**What you are asked to do**
Copy the lines below as they are; omit the images they contain.

**Dataset entries**

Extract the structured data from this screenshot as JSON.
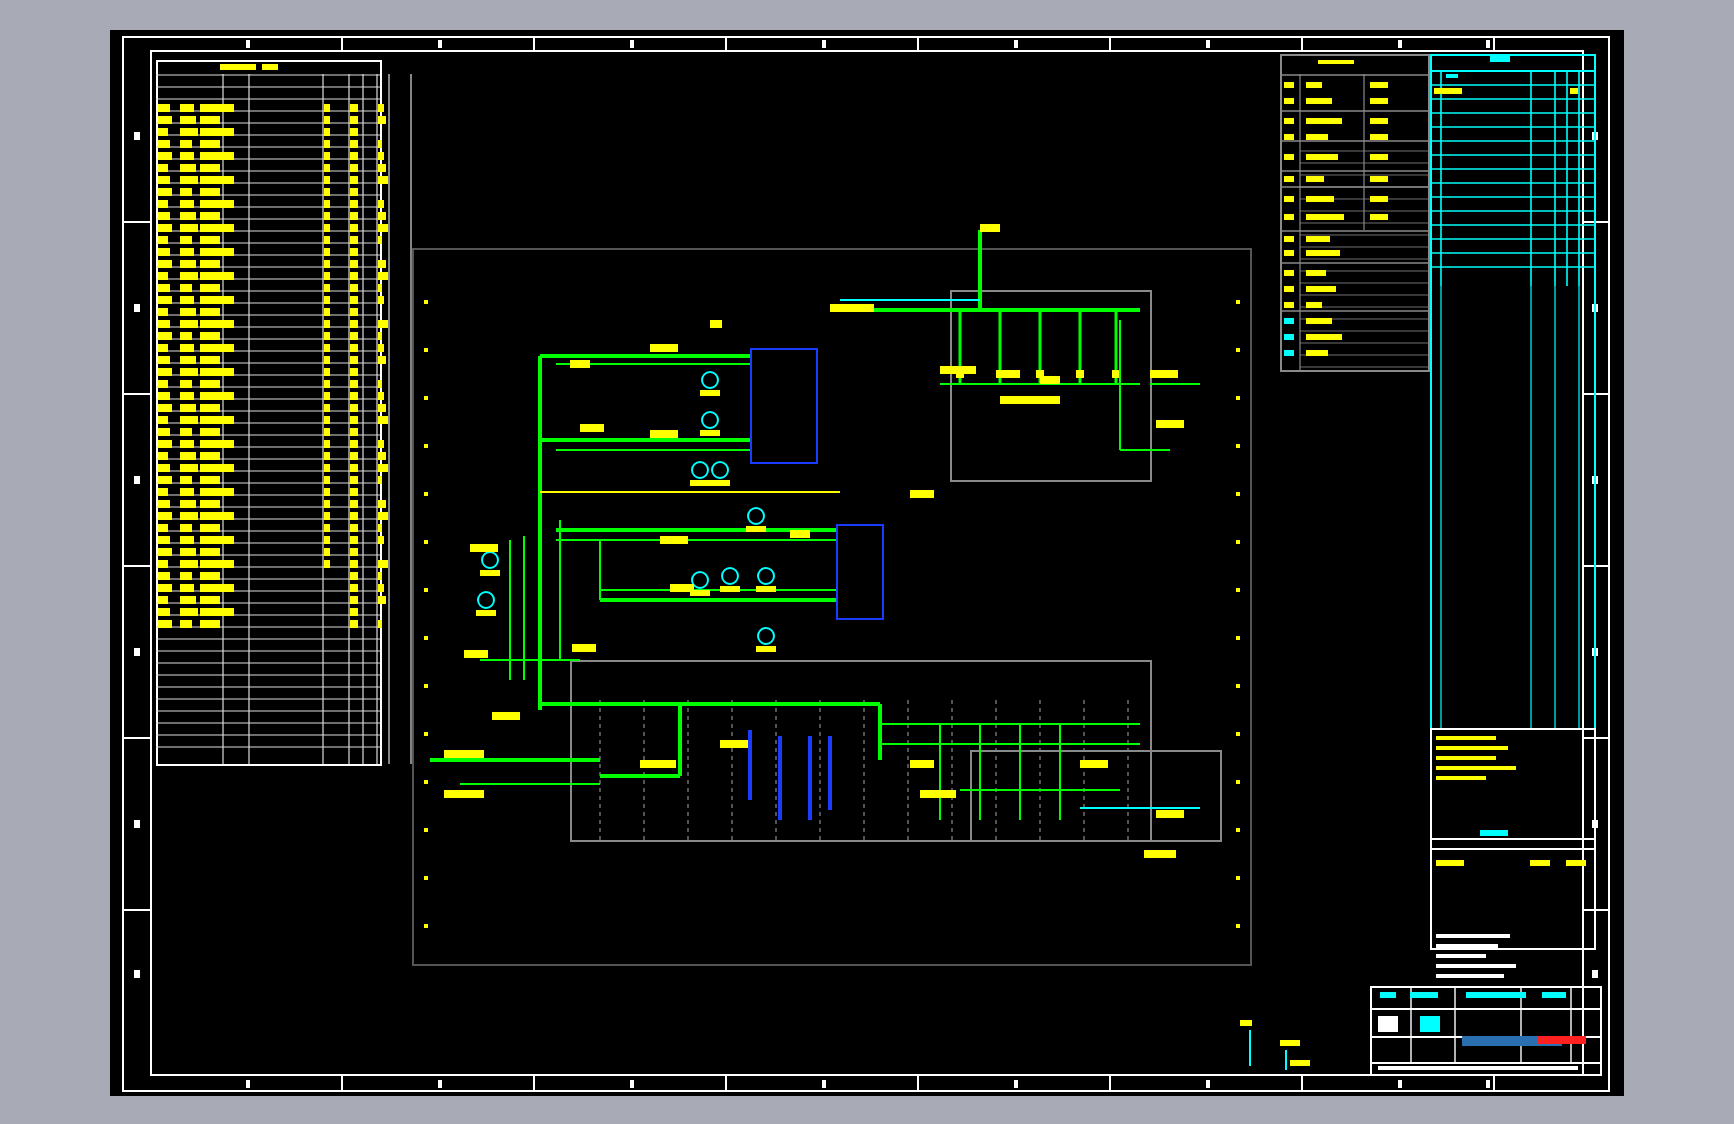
{
  "sheet": {
    "kind": "cad-drawing",
    "parts": [
      {
        "kind": "frame"
      },
      {
        "kind": "legend-table"
      },
      {
        "kind": "schematic"
      },
      {
        "kind": "spec-table"
      },
      {
        "kind": "revision-table"
      },
      {
        "kind": "notes-block"
      },
      {
        "kind": "title-block"
      }
    ]
  }
}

**Reply**
Extract the structured data from this screenshot as JSON.
{
  "sheet": {
    "kind": "cad-drawing",
    "parts": [
      {
        "kind": "frame"
      },
      {
        "kind": "legend-table"
      },
      {
        "kind": "schematic"
      },
      {
        "kind": "spec-table"
      },
      {
        "kind": "revision-table"
      },
      {
        "kind": "notes-block"
      },
      {
        "kind": "title-block"
      }
    ]
  }
}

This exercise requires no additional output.